Challenge: Report, word for word, every line of the material that contains "this".

Record excerpts:

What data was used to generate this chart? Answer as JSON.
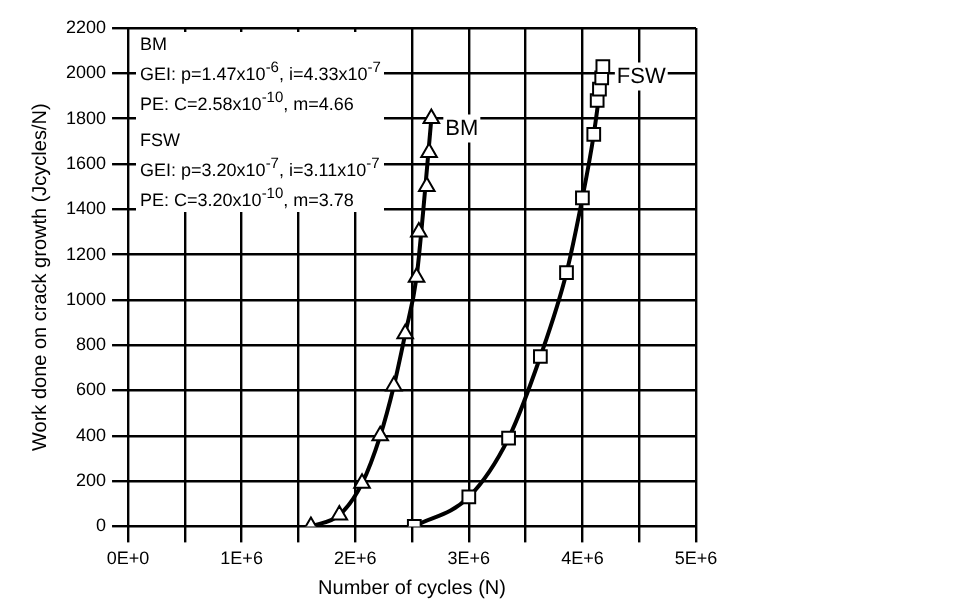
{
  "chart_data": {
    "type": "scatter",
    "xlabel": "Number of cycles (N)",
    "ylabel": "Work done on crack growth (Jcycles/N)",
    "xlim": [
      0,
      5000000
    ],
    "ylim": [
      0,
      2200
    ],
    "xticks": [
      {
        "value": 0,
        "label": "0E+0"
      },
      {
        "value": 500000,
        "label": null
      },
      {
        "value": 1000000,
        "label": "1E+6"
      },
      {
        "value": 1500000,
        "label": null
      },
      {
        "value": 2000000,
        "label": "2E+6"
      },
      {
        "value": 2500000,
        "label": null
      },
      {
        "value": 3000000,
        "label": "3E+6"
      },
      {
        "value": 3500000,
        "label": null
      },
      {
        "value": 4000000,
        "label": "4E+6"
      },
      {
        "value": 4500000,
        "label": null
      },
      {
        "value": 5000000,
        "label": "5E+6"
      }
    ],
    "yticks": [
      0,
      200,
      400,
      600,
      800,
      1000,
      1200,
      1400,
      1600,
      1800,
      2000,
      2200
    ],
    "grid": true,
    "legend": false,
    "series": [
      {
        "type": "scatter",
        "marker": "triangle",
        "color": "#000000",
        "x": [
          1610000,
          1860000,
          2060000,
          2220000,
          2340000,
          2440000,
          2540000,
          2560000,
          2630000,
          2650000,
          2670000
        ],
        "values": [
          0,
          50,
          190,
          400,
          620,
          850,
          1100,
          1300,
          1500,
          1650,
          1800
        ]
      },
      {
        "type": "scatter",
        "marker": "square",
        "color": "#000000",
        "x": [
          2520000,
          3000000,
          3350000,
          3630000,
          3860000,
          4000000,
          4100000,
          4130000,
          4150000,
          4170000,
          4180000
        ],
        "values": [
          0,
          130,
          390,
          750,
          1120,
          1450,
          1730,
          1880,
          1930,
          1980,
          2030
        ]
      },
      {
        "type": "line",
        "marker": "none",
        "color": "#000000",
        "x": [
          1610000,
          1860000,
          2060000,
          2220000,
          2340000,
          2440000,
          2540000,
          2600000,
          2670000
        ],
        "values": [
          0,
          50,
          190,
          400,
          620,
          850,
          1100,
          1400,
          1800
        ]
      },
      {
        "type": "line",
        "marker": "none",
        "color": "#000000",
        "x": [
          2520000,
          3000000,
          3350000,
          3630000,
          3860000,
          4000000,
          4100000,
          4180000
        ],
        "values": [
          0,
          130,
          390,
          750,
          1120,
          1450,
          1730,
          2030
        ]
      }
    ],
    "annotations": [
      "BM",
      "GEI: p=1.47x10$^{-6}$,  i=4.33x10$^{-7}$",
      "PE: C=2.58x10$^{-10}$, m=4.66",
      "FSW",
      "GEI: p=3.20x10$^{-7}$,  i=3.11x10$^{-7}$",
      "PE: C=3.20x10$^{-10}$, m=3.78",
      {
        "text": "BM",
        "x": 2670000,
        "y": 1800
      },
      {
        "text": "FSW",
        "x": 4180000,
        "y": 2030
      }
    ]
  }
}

==

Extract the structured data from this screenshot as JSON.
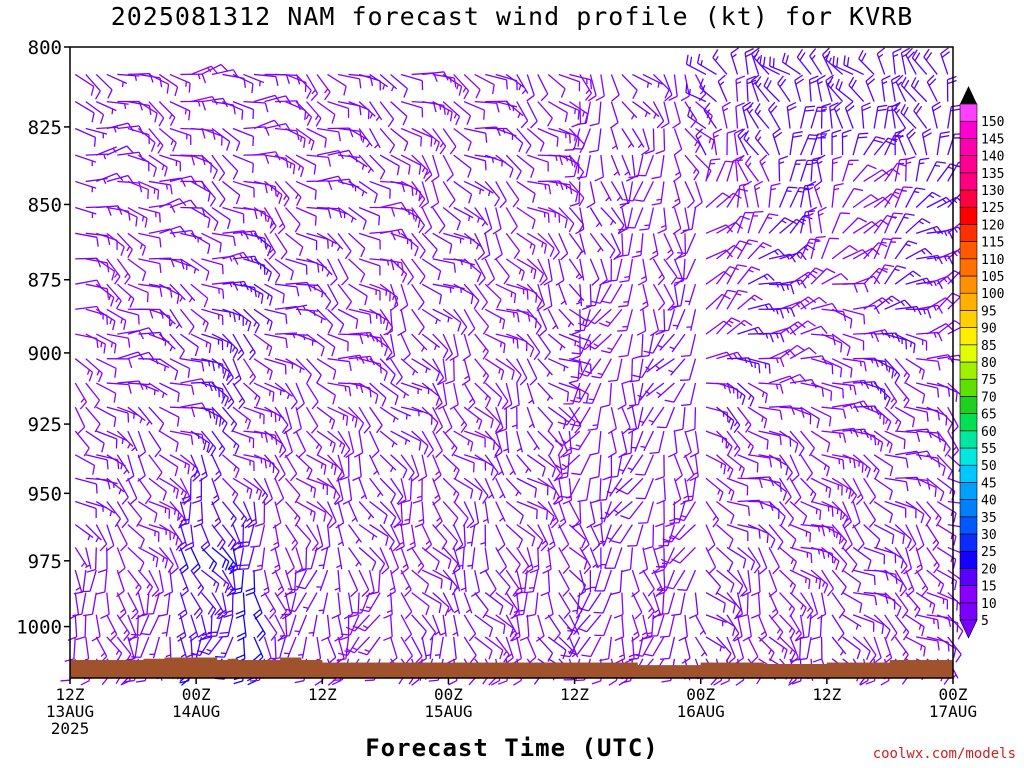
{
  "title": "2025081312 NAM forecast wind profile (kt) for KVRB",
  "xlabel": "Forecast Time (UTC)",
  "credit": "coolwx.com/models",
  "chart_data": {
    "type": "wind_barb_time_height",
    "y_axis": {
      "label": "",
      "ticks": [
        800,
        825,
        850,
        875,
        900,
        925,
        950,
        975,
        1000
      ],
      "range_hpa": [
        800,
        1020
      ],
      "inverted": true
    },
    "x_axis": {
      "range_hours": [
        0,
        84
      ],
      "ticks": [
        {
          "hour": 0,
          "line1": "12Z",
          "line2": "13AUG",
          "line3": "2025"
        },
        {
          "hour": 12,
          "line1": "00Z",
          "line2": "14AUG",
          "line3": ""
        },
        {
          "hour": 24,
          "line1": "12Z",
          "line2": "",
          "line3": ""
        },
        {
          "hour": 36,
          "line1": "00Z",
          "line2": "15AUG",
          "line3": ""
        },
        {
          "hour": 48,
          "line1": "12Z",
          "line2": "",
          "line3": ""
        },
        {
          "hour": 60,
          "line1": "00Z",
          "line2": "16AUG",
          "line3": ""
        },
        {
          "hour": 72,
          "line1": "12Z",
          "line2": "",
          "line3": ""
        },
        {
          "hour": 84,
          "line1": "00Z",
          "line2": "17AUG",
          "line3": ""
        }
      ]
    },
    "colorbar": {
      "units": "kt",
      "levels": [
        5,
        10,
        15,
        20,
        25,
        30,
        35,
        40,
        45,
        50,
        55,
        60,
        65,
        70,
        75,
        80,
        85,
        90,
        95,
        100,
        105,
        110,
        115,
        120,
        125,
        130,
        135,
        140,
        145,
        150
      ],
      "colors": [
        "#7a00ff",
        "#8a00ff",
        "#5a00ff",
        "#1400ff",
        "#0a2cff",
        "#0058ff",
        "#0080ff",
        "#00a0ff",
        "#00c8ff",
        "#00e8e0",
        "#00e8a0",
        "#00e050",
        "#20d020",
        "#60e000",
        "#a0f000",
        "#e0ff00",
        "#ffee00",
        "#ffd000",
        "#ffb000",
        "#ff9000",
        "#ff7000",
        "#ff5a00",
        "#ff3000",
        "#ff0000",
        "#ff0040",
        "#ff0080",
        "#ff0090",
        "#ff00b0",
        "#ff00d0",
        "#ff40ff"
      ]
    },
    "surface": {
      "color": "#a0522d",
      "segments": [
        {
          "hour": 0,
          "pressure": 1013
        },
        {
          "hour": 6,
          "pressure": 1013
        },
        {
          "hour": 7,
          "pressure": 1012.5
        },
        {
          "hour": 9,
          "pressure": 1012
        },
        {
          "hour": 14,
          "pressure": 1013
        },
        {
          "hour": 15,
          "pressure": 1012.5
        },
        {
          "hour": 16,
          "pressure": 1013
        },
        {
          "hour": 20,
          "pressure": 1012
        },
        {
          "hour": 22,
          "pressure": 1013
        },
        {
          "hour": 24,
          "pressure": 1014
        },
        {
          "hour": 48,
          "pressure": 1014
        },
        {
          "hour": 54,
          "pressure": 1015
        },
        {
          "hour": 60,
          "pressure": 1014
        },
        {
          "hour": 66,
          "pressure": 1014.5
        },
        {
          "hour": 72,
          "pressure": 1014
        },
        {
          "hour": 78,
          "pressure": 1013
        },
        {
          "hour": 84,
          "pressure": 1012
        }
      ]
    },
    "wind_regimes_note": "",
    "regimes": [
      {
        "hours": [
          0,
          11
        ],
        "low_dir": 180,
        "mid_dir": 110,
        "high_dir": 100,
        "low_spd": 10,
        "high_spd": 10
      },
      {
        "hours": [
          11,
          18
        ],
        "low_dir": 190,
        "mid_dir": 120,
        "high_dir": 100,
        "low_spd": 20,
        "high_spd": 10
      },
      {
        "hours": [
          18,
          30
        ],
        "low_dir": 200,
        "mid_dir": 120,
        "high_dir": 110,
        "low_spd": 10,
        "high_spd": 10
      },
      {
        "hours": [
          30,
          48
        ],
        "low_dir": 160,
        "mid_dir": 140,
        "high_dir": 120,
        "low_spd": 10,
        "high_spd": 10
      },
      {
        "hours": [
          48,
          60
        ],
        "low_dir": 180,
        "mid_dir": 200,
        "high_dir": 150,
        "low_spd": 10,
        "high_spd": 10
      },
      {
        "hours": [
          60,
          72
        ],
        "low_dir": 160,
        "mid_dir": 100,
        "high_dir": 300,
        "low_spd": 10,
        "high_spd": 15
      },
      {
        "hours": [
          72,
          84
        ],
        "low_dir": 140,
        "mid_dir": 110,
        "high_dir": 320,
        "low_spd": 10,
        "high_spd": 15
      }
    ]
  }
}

Reply to the exercise:
What data was used to generate this chart? Answer as JSON.
Extract the structured data from this screenshot as JSON.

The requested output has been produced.